>> Begin TASK MATERIAL

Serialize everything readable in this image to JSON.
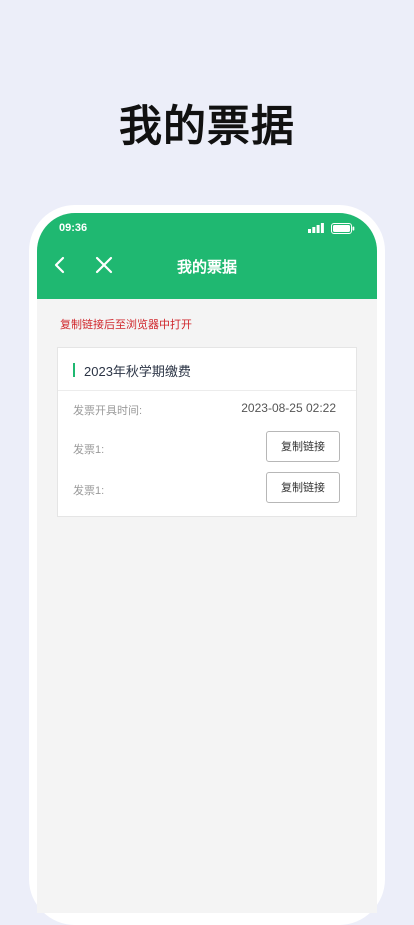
{
  "hero": {
    "title": "我的票据"
  },
  "status_bar": {
    "time": "09:36"
  },
  "app_bar": {
    "title": "我的票据"
  },
  "notice": "复制链接后至浏览器中打开",
  "invoice_card": {
    "title": "2023年秋学期缴费",
    "issue_time_label": "发票开具时间:",
    "issue_time_value": "2023-08-25 02:22",
    "invoices": [
      {
        "label": "发票1:",
        "button_label": "复制链接"
      },
      {
        "label": "发票1:",
        "button_label": "复制链接"
      }
    ]
  },
  "colors": {
    "accent": "#1fb871",
    "notice": "#d0262b",
    "background": "#eceef9"
  }
}
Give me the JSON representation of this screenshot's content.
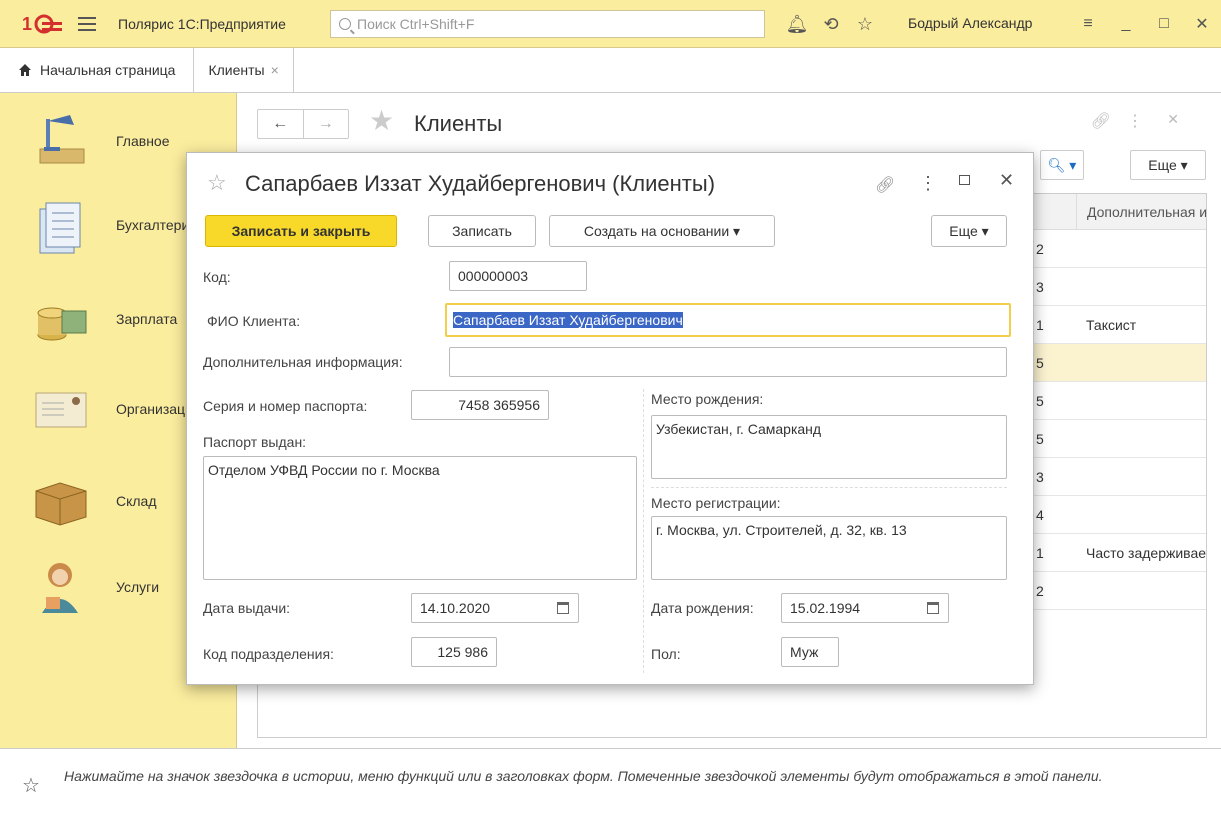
{
  "topbar": {
    "app_title": "Полярис 1С:Предприятие",
    "search_placeholder": "Поиск Ctrl+Shift+F",
    "user": "Бодрый Александр"
  },
  "tabs": {
    "home": "Начальная страница",
    "clients": "Клиенты",
    "close_glyph": "×"
  },
  "sidebar": {
    "items": [
      {
        "label": "Главное"
      },
      {
        "label": "Бухгалтерия"
      },
      {
        "label": "Зарплата"
      },
      {
        "label": "Организация"
      },
      {
        "label": "Склад"
      },
      {
        "label": "Услуги"
      }
    ]
  },
  "list_form": {
    "title": "Клиенты",
    "more_label": "Еще",
    "column_additional": "Дополнительная информация",
    "rows": [
      {
        "c1": "2",
        "c2": ""
      },
      {
        "c1": "3",
        "c2": ""
      },
      {
        "c1": "1",
        "c2": "Таксист"
      },
      {
        "c1": "5",
        "c2": ""
      },
      {
        "c1": "5",
        "c2": ""
      },
      {
        "c1": "5",
        "c2": ""
      },
      {
        "c1": "3",
        "c2": ""
      },
      {
        "c1": "4",
        "c2": ""
      },
      {
        "c1": "1",
        "c2": "Часто задерживает"
      },
      {
        "c1": "2",
        "c2": ""
      }
    ]
  },
  "dialog": {
    "title": "Сапарбаев Иззат Худайбергенович (Клиенты)",
    "buttons": {
      "save_close": "Записать и закрыть",
      "save": "Записать",
      "create_based": "Создать на основании",
      "more": "Еще"
    },
    "fields": {
      "code_label": "Код:",
      "code_value": "000000003",
      "fio_label": "ФИО Клиента:",
      "fio_value": "Сапарбаев Иззат Худайбергенович",
      "additional_label": "Дополнительная информация:",
      "additional_value": "",
      "passport_label": "Серия и номер паспорта:",
      "passport_value": "7458 365956",
      "issued_label": "Паспорт выдан:",
      "issued_value": "Отделом УФВД России по г. Москва",
      "birthplace_label": "Место рождения:",
      "birthplace_value": "Узбекистан, г. Самарканд",
      "registration_label": "Место регистрации:",
      "registration_value": "г. Москва, ул. Строителей, д. 32, кв. 13",
      "issue_date_label": "Дата выдачи:",
      "issue_date_value": "14.10.2020",
      "birth_date_label": "Дата рождения:",
      "birth_date_value": "15.02.1994",
      "division_label": "Код подразделения:",
      "division_value": "125 986",
      "sex_label": "Пол:",
      "sex_value": "Муж"
    }
  },
  "bottom_panel": {
    "hint": "Нажимайте на значок звездочка в истории, меню функций или в заголовках форм. Помеченные звездочкой элементы будут отображаться в этой панели."
  },
  "colors": {
    "accent_yellow": "#fbed9e",
    "primary_button": "#f8d92a",
    "selection": "#3a66c5"
  }
}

>> End TASK MATERIAL

### GIVEN INSTRUCTION
Make an exact copy of the records shown above, without the pictures.

### COMPLETED TASK
Serialize everything readable in this image to JSON.
{
  "hero": {
    "title": "我的票据"
  },
  "status_bar": {
    "time": "09:36"
  },
  "app_bar": {
    "title": "我的票据"
  },
  "notice": "复制链接后至浏览器中打开",
  "invoice_card": {
    "title": "2023年秋学期缴费",
    "issue_time_label": "发票开具时间:",
    "issue_time_value": "2023-08-25 02:22",
    "invoices": [
      {
        "label": "发票1:",
        "button_label": "复制链接"
      },
      {
        "label": "发票1:",
        "button_label": "复制链接"
      }
    ]
  },
  "colors": {
    "accent": "#1fb871",
    "notice": "#d0262b",
    "background": "#eceef9"
  }
}
Give me the JSON representation of this screenshot's content.
{
  "topbar": {
    "app_title": "Полярис 1С:Предприятие",
    "search_placeholder": "Поиск Ctrl+Shift+F",
    "user": "Бодрый Александр"
  },
  "tabs": {
    "home": "Начальная страница",
    "clients": "Клиенты",
    "close_glyph": "×"
  },
  "sidebar": {
    "items": [
      {
        "label": "Главное"
      },
      {
        "label": "Бухгалтерия"
      },
      {
        "label": "Зарплата"
      },
      {
        "label": "Организация"
      },
      {
        "label": "Склад"
      },
      {
        "label": "Услуги"
      }
    ]
  },
  "list_form": {
    "title": "Клиенты",
    "more_label": "Еще",
    "column_additional": "Дополнительная информация",
    "rows": [
      {
        "c1": "2",
        "c2": ""
      },
      {
        "c1": "3",
        "c2": ""
      },
      {
        "c1": "1",
        "c2": "Таксист"
      },
      {
        "c1": "5",
        "c2": ""
      },
      {
        "c1": "5",
        "c2": ""
      },
      {
        "c1": "5",
        "c2": ""
      },
      {
        "c1": "3",
        "c2": ""
      },
      {
        "c1": "4",
        "c2": ""
      },
      {
        "c1": "1",
        "c2": "Часто задерживает"
      },
      {
        "c1": "2",
        "c2": ""
      }
    ]
  },
  "dialog": {
    "title": "Сапарбаев Иззат Худайбергенович (Клиенты)",
    "buttons": {
      "save_close": "Записать и закрыть",
      "save": "Записать",
      "create_based": "Создать на основании",
      "more": "Еще"
    },
    "fields": {
      "code_label": "Код:",
      "code_value": "000000003",
      "fio_label": "ФИО Клиента:",
      "fio_value": "Сапарбаев Иззат Худайбергенович",
      "additional_label": "Дополнительная информация:",
      "additional_value": "",
      "passport_label": "Серия и номер паспорта:",
      "passport_value": "7458 365956",
      "issued_label": "Паспорт выдан:",
      "issued_value": "Отделом УФВД России по г. Москва",
      "birthplace_label": "Место рождения:",
      "birthplace_value": "Узбекистан, г. Самарканд",
      "registration_label": "Место регистрации:",
      "registration_value": "г. Москва, ул. Строителей, д. 32, кв. 13",
      "issue_date_label": "Дата выдачи:",
      "issue_date_value": "14.10.2020",
      "birth_date_label": "Дата рождения:",
      "birth_date_value": "15.02.1994",
      "division_label": "Код подразделения:",
      "division_value": "125 986",
      "sex_label": "Пол:",
      "sex_value": "Муж"
    }
  },
  "bottom_panel": {
    "hint": "Нажимайте на значок звездочка в истории, меню функций или в заголовках форм. Помеченные звездочкой элементы будут отображаться в этой панели."
  },
  "colors": {
    "accent_yellow": "#fbed9e",
    "primary_button": "#f8d92a",
    "selection": "#3a66c5"
  }
}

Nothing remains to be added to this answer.